Given passage
>>>
Based on my five sessions so far with AGR, I don't think they'll book that. But lemme give it a try!



tomfuller said:


> It is the California Zephyr that you don't want to ride. How about the Coast Starlight north overnight arriving in Eugene OR about 12:30PM. Spend a night in Eugene and then take the early morning Cascades (5:30AM) or one of 3 buses to Portland ($20-27). Take the Empire Builder to Chicago. With over 5 hours scheduled layover in Chicago, you should be able to ride the Lake Shore Limited to NYP.


Also a good idea.


----------



## VentureForth (Jan 6, 2015)

reefgeek said:


> VentureForth said:
> 
> 
> > There is also the arctic routing - 1 Zone from EMY to Wolf Point, then two zone from Wolf Point to NYP.... Biggest problem at the moment being the trackwork along the Coast Starlight. Availability is extremely limited.
> ...


They shouldn't have any trouble with that as it is a published route. Their only hiccup may be that technically you would have a layover and you wouldn't have a 2 hour layover (but you're on the same train). Worst case is that you may have to switch rooms, but they are pretty good at avoiding that. Again, the biggest issue is all the trackwork on the CS and the cancellation of many trains.


----------



## reefgeek (Jan 6, 2015)

Well you guys are a great argument for the value of persistence! EMY-WPT booked, with only minor grumbling, as 1-Zone.


----------



## VentureForth (Jan 6, 2015)




----------



## reefgeek (Jan 6, 2015)

..and booked through to NYP, same roomette, success at long last. Should be quite a trip. Overnght in Portland at a nice hotel, little sightseeing, and off I go. I think we should pass throughWest Glacier in the morning, looking forward to seeing that!


----------



## VentureForth (Jan 6, 2015)

What's your routing from CHI to NYP? LSL?


----------



## reefgeek (Jan 6, 2015)

VentureForth said:


> What's your routing from CHI to NYP? LSL?


Yes, I figured that was the one I had the best chance of not missing.


----------



## VentureForth (Jan 6, 2015)

Now, how did you get to spend the night in Portland with a one-zone from EMY to WPT?


----------



## Bob Dylan (Jan 6, 2015)

The guaranteed Portland connection between the CS and the EB is still not allowed even though Amtrak has announced a return to the old schedule for the EB into/out of PDX and SEA!

Hence the night in PDX on your Dime on the same award is OK per Amtrak Insider on Flyer Talk! ( a very good friend of AUers)!


----------



## reefgeek (Jan 6, 2015)
<<<
Required work
A. Answer these questions about the forum thread:
(i) As what zone was the EMY-WPT segment booked?
(ii) At what time does the early morning Cascades to Portland depart in the suggested itinerary?
(iii) Where does reefgeek plan to spend the night before continuing the trip?
B. Revise the part of the forum thread starting at "## Bob Dylan" and ending at "friend of AUers)!", replacing "PDX" with "Portland" wherever it occurs.
The records that come after the forum thread are drawn from a separate source.

Annotations of element boxes
>>>
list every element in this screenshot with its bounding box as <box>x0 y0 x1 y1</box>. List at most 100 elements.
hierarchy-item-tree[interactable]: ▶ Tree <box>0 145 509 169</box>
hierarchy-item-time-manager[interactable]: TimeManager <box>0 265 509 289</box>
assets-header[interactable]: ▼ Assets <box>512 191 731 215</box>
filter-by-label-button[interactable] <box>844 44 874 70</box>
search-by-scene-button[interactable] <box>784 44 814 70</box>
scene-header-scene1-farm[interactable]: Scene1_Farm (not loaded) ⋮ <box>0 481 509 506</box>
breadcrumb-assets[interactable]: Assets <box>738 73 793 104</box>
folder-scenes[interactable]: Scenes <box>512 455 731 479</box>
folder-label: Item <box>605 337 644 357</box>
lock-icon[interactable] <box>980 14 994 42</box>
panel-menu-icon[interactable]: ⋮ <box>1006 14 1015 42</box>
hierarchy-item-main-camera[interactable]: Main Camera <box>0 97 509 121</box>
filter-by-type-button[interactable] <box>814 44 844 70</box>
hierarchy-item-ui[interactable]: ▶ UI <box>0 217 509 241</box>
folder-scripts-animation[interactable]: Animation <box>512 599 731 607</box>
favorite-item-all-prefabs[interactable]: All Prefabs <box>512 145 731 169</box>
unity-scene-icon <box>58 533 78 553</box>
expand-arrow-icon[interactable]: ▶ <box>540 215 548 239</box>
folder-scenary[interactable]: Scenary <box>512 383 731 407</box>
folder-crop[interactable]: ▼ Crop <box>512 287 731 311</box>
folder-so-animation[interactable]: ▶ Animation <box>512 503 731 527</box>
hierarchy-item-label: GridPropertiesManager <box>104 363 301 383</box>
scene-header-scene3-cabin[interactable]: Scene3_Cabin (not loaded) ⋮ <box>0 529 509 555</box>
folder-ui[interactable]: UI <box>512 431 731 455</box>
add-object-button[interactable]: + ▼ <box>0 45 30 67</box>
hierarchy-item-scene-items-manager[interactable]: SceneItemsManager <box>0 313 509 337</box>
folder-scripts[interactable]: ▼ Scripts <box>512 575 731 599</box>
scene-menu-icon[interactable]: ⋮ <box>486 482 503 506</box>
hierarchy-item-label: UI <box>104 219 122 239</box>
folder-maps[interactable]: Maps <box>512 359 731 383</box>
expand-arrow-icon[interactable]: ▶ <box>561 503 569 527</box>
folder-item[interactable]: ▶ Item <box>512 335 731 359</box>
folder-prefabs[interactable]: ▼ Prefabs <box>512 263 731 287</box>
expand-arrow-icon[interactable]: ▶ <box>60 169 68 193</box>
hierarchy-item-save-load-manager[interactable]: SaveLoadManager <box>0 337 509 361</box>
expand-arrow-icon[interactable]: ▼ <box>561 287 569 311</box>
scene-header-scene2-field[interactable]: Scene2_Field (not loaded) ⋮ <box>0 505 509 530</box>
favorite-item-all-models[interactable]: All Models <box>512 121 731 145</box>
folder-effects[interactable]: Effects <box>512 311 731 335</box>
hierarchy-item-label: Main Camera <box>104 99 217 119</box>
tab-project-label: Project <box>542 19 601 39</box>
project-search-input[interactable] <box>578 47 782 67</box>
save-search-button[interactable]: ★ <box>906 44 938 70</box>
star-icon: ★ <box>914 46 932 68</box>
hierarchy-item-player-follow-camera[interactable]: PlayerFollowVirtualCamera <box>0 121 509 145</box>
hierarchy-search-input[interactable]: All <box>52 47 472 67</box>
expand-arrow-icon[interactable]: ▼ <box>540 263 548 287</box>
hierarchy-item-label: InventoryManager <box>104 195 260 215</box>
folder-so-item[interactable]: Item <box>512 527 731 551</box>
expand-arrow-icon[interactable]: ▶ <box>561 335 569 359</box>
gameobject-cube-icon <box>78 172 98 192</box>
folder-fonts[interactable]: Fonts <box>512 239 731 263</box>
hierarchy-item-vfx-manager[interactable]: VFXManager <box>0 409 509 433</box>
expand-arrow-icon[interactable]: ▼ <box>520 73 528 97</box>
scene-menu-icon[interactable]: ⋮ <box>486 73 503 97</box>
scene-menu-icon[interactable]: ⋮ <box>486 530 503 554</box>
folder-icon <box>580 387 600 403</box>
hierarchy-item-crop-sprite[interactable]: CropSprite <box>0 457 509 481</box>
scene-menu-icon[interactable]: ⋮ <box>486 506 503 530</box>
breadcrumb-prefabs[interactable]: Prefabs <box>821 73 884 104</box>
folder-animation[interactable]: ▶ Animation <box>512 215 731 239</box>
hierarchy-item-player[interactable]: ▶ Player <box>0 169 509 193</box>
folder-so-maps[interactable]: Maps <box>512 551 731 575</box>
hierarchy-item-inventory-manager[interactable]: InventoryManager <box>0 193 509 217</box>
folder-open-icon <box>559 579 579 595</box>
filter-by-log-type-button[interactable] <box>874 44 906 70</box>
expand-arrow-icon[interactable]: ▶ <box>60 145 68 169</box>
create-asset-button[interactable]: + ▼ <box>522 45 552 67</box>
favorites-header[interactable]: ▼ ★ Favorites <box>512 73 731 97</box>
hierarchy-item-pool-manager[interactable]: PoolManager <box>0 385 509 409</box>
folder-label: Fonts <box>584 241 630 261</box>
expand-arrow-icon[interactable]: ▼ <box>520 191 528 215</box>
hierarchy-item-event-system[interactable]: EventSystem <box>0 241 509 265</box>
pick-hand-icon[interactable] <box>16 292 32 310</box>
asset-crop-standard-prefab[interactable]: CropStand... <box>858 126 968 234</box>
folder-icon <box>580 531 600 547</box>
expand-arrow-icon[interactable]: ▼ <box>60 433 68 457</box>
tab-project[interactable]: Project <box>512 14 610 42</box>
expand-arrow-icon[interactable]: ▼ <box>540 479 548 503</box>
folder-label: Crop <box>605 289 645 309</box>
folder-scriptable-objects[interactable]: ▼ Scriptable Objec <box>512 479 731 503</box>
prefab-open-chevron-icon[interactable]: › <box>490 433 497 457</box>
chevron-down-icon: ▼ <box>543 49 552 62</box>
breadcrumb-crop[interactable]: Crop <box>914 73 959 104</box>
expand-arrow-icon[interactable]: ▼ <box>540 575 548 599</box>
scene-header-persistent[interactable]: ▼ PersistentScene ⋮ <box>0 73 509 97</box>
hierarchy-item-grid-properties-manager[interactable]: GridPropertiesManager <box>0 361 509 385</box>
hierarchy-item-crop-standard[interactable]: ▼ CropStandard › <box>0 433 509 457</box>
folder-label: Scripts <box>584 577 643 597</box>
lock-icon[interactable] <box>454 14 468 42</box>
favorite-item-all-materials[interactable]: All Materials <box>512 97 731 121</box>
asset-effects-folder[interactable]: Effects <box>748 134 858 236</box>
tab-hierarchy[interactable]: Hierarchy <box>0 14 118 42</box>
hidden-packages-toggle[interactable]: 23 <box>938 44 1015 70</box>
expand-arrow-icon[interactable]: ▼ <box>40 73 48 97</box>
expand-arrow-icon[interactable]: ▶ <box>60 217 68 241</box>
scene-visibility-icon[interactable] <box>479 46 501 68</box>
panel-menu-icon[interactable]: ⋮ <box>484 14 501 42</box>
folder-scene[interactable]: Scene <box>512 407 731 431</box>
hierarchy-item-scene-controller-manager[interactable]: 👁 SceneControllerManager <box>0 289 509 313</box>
<<<
Answers
A.
(i) As 1-Zone.
(ii) At 5:30AM.
(iii) In Portland, at a nice hotel.

B.
## Bob Dylan (Jan 6, 2015)

The guaranteed Portland connection between the CS and the EB is still not allowed even though Amtrak has announced a return to the old schedule for the EB into/out of Portland and SEA!

Hence the night in Portland on your Dime on the same award is OK per Amtrak Insider on Flyer Talk! ( a very good friend of AUers)!